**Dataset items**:
-=-=-
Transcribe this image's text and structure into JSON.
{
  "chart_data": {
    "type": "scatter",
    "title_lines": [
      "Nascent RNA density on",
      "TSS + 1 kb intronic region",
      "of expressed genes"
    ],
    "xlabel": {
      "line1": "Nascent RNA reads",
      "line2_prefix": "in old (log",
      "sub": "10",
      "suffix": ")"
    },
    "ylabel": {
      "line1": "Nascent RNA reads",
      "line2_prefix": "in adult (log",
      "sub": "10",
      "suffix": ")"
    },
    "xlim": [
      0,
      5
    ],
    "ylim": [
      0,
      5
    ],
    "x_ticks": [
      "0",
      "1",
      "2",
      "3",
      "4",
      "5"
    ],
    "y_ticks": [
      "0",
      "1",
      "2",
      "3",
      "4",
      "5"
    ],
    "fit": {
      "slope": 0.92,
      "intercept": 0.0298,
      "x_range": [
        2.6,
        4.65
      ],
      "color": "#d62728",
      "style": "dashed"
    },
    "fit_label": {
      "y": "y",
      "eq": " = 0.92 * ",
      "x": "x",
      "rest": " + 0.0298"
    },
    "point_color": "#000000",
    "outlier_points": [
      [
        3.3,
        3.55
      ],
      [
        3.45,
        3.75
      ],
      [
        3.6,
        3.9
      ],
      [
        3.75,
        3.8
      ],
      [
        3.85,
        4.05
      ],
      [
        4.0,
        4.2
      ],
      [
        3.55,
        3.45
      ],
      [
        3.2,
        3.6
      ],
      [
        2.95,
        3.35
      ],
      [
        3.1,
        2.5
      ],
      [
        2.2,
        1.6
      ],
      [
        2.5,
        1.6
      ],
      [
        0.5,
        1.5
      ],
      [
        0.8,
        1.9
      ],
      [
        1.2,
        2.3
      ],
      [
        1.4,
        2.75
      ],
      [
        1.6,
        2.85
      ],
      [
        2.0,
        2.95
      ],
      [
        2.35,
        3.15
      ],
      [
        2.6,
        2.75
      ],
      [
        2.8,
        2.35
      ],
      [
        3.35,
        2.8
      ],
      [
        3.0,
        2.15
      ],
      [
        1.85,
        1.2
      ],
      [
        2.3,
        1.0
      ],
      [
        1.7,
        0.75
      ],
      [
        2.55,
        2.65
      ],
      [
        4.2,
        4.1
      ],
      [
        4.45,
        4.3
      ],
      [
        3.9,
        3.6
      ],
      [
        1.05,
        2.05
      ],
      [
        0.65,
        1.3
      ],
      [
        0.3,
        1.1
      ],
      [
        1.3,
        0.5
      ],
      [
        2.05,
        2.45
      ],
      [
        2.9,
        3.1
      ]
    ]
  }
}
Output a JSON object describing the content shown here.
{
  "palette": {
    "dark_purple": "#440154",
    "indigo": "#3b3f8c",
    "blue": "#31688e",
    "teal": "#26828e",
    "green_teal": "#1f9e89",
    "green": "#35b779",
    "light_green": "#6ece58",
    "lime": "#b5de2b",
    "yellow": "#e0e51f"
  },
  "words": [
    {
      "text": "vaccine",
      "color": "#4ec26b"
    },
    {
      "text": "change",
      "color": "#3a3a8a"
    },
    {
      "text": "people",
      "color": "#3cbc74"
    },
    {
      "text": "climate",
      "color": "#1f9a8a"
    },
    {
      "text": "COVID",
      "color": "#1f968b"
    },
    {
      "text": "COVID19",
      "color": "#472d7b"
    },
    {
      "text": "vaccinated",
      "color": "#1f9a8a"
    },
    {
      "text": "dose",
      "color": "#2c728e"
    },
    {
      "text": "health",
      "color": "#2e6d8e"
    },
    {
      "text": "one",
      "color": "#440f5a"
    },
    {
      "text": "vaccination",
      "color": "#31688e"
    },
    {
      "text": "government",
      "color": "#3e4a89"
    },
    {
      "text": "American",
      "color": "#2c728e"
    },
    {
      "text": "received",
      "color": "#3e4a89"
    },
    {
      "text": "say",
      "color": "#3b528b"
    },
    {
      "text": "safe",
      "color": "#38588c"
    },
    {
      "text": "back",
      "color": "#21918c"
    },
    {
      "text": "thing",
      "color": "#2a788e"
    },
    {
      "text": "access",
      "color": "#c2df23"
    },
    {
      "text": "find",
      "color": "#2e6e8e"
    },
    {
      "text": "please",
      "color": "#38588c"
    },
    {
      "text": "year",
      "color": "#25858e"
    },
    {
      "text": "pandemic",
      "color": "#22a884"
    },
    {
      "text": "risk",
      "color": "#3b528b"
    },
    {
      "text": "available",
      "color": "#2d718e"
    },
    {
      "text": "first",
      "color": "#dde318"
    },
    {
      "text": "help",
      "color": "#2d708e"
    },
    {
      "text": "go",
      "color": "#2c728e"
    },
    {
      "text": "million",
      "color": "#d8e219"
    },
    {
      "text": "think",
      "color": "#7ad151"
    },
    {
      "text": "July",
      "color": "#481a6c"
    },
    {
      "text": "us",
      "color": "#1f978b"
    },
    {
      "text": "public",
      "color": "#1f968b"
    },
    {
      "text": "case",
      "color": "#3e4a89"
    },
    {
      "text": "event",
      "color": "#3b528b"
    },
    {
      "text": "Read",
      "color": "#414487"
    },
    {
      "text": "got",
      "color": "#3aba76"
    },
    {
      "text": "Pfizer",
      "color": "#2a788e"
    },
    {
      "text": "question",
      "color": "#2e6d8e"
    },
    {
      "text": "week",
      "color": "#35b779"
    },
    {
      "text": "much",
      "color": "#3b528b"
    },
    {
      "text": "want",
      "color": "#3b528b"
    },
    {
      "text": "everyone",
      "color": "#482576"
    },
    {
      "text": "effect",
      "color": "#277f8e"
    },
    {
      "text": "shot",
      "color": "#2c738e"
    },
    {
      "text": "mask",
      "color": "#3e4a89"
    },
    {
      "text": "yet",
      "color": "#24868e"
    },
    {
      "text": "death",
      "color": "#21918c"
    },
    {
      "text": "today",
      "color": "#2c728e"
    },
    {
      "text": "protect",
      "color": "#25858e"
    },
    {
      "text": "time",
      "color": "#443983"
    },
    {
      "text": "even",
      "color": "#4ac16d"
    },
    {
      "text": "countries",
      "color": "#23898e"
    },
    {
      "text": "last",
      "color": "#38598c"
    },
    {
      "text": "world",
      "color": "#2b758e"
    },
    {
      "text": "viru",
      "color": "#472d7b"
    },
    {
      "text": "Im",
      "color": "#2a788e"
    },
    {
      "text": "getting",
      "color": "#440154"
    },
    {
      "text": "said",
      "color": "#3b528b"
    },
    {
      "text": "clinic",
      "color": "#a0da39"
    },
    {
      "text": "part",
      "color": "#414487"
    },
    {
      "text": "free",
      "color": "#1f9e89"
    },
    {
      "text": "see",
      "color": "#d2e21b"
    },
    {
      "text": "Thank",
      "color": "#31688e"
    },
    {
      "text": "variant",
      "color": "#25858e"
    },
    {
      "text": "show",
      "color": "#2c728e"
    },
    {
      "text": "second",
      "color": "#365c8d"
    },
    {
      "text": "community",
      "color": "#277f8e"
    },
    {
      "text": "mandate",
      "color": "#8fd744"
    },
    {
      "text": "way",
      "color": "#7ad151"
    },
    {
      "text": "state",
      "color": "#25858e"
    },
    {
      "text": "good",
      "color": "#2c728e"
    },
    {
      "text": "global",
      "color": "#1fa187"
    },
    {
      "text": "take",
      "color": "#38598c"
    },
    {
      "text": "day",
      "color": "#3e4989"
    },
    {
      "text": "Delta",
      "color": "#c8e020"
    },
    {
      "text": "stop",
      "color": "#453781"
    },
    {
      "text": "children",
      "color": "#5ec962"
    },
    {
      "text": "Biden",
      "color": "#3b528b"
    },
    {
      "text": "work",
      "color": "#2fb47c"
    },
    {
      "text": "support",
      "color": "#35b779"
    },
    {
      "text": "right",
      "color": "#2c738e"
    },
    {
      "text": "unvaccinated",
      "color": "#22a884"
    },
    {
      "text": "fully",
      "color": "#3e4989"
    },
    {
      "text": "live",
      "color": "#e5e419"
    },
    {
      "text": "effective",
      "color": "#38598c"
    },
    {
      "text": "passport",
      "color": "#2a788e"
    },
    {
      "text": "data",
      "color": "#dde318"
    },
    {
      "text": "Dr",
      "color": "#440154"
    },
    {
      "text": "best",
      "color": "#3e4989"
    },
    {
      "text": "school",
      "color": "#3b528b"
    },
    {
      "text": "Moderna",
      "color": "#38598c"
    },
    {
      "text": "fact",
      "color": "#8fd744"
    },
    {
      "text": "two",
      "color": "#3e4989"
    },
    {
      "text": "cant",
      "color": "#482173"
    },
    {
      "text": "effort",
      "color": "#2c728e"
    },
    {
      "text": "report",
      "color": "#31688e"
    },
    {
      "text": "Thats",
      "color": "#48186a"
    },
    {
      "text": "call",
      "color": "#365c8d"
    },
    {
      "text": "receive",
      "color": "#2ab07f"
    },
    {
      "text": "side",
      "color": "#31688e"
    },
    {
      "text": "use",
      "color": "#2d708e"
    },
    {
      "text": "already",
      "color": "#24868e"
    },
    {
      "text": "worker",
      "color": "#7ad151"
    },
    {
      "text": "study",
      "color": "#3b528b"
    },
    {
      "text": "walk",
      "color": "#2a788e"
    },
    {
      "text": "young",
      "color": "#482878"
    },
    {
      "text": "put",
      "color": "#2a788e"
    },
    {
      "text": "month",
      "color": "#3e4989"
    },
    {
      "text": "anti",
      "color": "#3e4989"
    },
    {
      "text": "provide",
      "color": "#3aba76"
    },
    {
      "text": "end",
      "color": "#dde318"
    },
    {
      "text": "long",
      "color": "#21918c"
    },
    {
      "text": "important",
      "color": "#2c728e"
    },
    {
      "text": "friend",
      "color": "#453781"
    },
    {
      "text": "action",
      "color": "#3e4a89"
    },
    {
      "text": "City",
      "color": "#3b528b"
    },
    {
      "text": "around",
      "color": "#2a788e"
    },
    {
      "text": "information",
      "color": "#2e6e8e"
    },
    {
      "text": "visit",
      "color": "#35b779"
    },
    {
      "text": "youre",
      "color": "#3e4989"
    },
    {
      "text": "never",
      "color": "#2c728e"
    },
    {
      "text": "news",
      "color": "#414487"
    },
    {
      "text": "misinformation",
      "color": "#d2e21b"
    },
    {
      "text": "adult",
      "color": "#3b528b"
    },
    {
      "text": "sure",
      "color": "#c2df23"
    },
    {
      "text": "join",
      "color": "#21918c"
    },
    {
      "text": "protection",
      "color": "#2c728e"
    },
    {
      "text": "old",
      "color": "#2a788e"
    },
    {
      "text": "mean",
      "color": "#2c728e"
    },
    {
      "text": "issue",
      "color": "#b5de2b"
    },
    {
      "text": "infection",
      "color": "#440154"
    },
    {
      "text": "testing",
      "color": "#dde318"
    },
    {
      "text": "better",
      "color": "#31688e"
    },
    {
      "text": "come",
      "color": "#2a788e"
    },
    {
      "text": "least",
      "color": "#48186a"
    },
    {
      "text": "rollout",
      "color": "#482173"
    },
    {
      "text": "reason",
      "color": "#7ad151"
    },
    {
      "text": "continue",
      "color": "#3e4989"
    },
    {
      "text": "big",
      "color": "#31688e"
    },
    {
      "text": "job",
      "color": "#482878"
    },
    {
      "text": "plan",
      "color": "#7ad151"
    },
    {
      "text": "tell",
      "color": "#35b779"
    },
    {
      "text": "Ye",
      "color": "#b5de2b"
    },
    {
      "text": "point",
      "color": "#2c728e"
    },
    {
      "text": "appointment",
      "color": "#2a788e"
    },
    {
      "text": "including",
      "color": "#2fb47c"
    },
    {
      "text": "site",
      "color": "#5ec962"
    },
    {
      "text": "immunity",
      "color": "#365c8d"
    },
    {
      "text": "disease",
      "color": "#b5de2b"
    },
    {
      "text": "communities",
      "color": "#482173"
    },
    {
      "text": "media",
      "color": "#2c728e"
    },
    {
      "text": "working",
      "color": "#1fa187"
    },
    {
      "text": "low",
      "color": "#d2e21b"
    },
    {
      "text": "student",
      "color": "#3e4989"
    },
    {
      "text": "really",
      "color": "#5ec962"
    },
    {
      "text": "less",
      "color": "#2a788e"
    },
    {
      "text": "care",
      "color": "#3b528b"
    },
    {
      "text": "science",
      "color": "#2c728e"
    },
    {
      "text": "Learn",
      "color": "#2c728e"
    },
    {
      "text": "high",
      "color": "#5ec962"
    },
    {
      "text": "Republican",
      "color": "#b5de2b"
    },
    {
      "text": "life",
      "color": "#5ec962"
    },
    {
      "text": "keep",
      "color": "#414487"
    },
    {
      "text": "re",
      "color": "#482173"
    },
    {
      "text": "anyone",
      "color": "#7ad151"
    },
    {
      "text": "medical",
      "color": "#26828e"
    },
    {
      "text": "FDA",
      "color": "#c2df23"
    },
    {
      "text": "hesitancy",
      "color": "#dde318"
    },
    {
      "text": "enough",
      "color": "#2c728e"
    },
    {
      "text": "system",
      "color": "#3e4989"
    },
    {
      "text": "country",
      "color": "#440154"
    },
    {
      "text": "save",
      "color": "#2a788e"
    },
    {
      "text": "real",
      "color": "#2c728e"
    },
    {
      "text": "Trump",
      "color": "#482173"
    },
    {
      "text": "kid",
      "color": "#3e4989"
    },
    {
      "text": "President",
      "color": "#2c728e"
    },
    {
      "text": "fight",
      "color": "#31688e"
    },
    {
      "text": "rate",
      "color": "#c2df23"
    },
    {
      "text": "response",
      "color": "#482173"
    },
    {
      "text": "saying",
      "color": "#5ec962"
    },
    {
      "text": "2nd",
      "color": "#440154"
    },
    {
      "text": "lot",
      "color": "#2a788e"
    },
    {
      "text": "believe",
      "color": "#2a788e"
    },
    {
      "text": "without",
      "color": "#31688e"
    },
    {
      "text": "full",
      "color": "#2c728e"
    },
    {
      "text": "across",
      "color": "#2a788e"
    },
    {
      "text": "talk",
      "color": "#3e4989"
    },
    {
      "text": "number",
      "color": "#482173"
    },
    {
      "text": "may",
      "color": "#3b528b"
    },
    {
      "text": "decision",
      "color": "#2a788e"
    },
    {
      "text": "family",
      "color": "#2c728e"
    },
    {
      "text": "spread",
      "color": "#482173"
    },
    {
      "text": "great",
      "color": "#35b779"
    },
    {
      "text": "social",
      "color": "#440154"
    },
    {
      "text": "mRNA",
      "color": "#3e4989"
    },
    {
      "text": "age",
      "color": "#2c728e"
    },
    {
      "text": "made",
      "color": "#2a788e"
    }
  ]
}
-=-=-
**INSTRUCTIONS FOR THE TASK**: Search the data above for "JSON" and copy every line where it turns up.

**OUTPUT OF THE EXERCISE**:
Transcribe this image's text and structure into JSON.
Output a JSON object describing the content shown here.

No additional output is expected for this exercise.